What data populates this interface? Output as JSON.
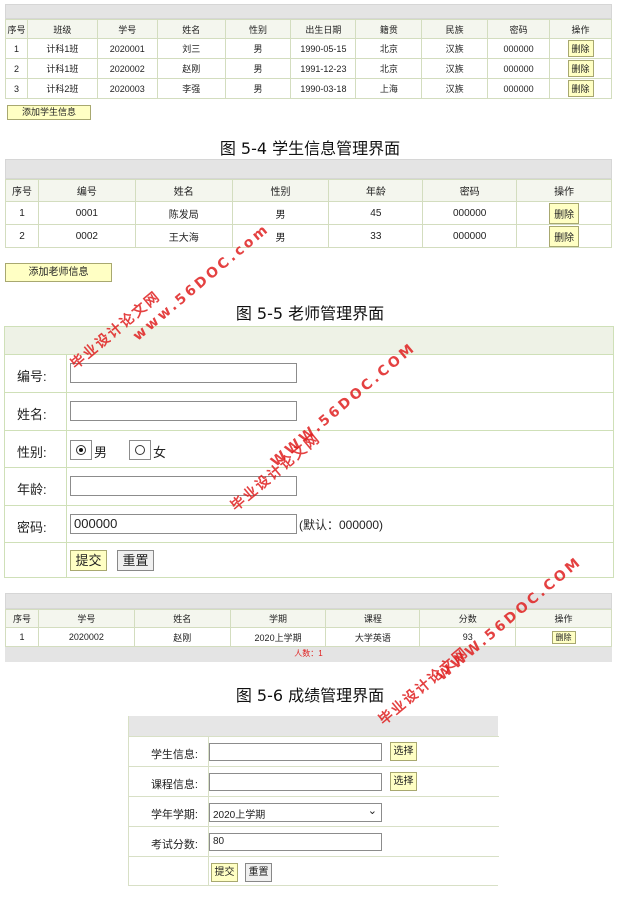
{
  "student_table": {
    "headers": [
      "序号",
      "班级",
      "学号",
      "姓名",
      "性别",
      "出生日期",
      "籍贯",
      "民族",
      "密码",
      "操作"
    ],
    "rows": [
      [
        "1",
        "计科1班",
        "2020001",
        "刘三",
        "男",
        "1990-05-15",
        "北京",
        "汉族",
        "000000",
        "删除"
      ],
      [
        "2",
        "计科1班",
        "2020002",
        "赵刚",
        "男",
        "1991-12-23",
        "北京",
        "汉族",
        "000000",
        "删除"
      ],
      [
        "3",
        "计科2班",
        "2020003",
        "李强",
        "男",
        "1990-03-18",
        "上海",
        "汉族",
        "000000",
        "删除"
      ]
    ],
    "add_button": "添加学生信息"
  },
  "caption_4": "图 5-4 学生信息管理界面",
  "teacher_table": {
    "headers": [
      "序号",
      "编号",
      "姓名",
      "性别",
      "年龄",
      "密码",
      "操作"
    ],
    "rows": [
      [
        "1",
        "0001",
        "陈发局",
        "男",
        "45",
        "000000",
        "删除"
      ],
      [
        "2",
        "0002",
        "王大海",
        "男",
        "33",
        "000000",
        "删除"
      ]
    ],
    "add_button": "添加老师信息"
  },
  "caption_5": "图 5-5 老师管理界面",
  "teacher_form": {
    "id_label": "编号:",
    "name_label": "姓名:",
    "gender_label": "性别:",
    "gender_male": "男",
    "gender_female": "女",
    "age_label": "年龄:",
    "password_label": "密码:",
    "password_value": "000000",
    "password_hint": "(默认：000000)",
    "submit": "提交",
    "reset": "重置"
  },
  "grade_table": {
    "headers": [
      "序号",
      "学号",
      "姓名",
      "学期",
      "课程",
      "分数",
      "操作"
    ],
    "rows": [
      [
        "1",
        "2020002",
        "赵刚",
        "2020上学期",
        "大学英语",
        "93",
        "删除"
      ]
    ],
    "count_text": "人数：1"
  },
  "caption_6": "图 5-6 成绩管理界面",
  "grade_form": {
    "student_label": "学生信息:",
    "course_label": "课程信息:",
    "term_label": "学年学期:",
    "term_value": "2020上学期",
    "score_label": "考试分数:",
    "score_value": "80",
    "select_button": "选择",
    "submit": "提交",
    "reset": "重置"
  },
  "watermark": {
    "site_name": "毕业设计论文网",
    "url": "www.56DOC.com",
    "url_caps": "WWW.56DOC.COM"
  },
  "colors": {
    "accent_button": "#ffffc4",
    "table_border": "#d3ddbf",
    "watermark": "#e02020",
    "count_text": "#e02020"
  }
}
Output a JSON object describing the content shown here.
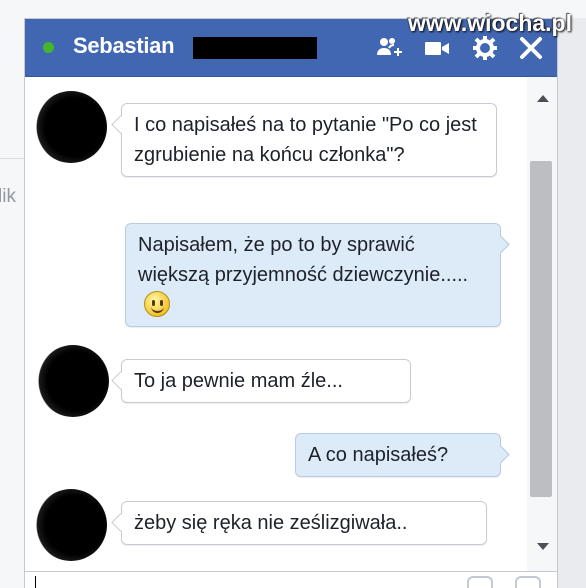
{
  "watermark": "www.wiocha.pl",
  "background_fragment": "lik",
  "chat": {
    "contact_name": "Sebastian",
    "presence_color": "#42b72a",
    "header_color": "#4267b2",
    "header_icons": [
      "add-user-icon",
      "video-call-icon",
      "gear-icon",
      "close-icon"
    ]
  },
  "messages": [
    {
      "direction": "incoming",
      "text": "I co napisałeś na to pytanie \"Po co jest zgrubienie na końcu członka\"?"
    },
    {
      "direction": "outgoing",
      "text": "Napisałem, że po to by sprawić większą przyjemność dziewczynie.....",
      "emoji": "smiley-icon"
    },
    {
      "direction": "incoming",
      "text": "To ja pewnie mam źle..."
    },
    {
      "direction": "outgoing",
      "text": "A co napisałeś?"
    },
    {
      "direction": "incoming",
      "text": "żeby się ręka nie ześlizgiwała.."
    }
  ]
}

###

== Goal ==
Repeat the records above exactly, leaving out any pictures they contain.

== Exercise output ==
What data populates this interface? Output as JSON.
{
  "student_table": {
    "headers": [
      "序号",
      "班级",
      "学号",
      "姓名",
      "性别",
      "出生日期",
      "籍贯",
      "民族",
      "密码",
      "操作"
    ],
    "rows": [
      [
        "1",
        "计科1班",
        "2020001",
        "刘三",
        "男",
        "1990-05-15",
        "北京",
        "汉族",
        "000000",
        "删除"
      ],
      [
        "2",
        "计科1班",
        "2020002",
        "赵刚",
        "男",
        "1991-12-23",
        "北京",
        "汉族",
        "000000",
        "删除"
      ],
      [
        "3",
        "计科2班",
        "2020003",
        "李强",
        "男",
        "1990-03-18",
        "上海",
        "汉族",
        "000000",
        "删除"
      ]
    ],
    "add_button": "添加学生信息"
  },
  "caption_4": "图 5-4 学生信息管理界面",
  "teacher_table": {
    "headers": [
      "序号",
      "编号",
      "姓名",
      "性别",
      "年龄",
      "密码",
      "操作"
    ],
    "rows": [
      [
        "1",
        "0001",
        "陈发局",
        "男",
        "45",
        "000000",
        "删除"
      ],
      [
        "2",
        "0002",
        "王大海",
        "男",
        "33",
        "000000",
        "删除"
      ]
    ],
    "add_button": "添加老师信息"
  },
  "caption_5": "图 5-5 老师管理界面",
  "teacher_form": {
    "id_label": "编号:",
    "name_label": "姓名:",
    "gender_label": "性别:",
    "gender_male": "男",
    "gender_female": "女",
    "age_label": "年龄:",
    "password_label": "密码:",
    "password_value": "000000",
    "password_hint": "(默认：000000)",
    "submit": "提交",
    "reset": "重置"
  },
  "grade_table": {
    "headers": [
      "序号",
      "学号",
      "姓名",
      "学期",
      "课程",
      "分数",
      "操作"
    ],
    "rows": [
      [
        "1",
        "2020002",
        "赵刚",
        "2020上学期",
        "大学英语",
        "93",
        "删除"
      ]
    ],
    "count_text": "人数：1"
  },
  "caption_6": "图 5-6 成绩管理界面",
  "grade_form": {
    "student_label": "学生信息:",
    "course_label": "课程信息:",
    "term_label": "学年学期:",
    "term_value": "2020上学期",
    "score_label": "考试分数:",
    "score_value": "80",
    "select_button": "选择",
    "submit": "提交",
    "reset": "重置"
  },
  "watermark": {
    "site_name": "毕业设计论文网",
    "url": "www.56DOC.com",
    "url_caps": "WWW.56DOC.COM"
  },
  "colors": {
    "accent_button": "#ffffc4",
    "table_border": "#d3ddbf",
    "watermark": "#e02020",
    "count_text": "#e02020"
  }
}
Output a JSON object describing the content shown here.
{
  "watermark": "www.wiocha.pl",
  "background_fragment": "lik",
  "chat": {
    "contact_name": "Sebastian",
    "presence_color": "#42b72a",
    "header_color": "#4267b2",
    "header_icons": [
      "add-user-icon",
      "video-call-icon",
      "gear-icon",
      "close-icon"
    ]
  },
  "messages": [
    {
      "direction": "incoming",
      "text": "I co napisałeś na to pytanie \"Po co jest zgrubienie na końcu członka\"?"
    },
    {
      "direction": "outgoing",
      "text": "Napisałem, że po to by sprawić większą przyjemność dziewczynie.....",
      "emoji": "smiley-icon"
    },
    {
      "direction": "incoming",
      "text": "To ja pewnie mam źle..."
    },
    {
      "direction": "outgoing",
      "text": "A co napisałeś?"
    },
    {
      "direction": "incoming",
      "text": "żeby się ręka nie ześlizgiwała.."
    }
  ]
}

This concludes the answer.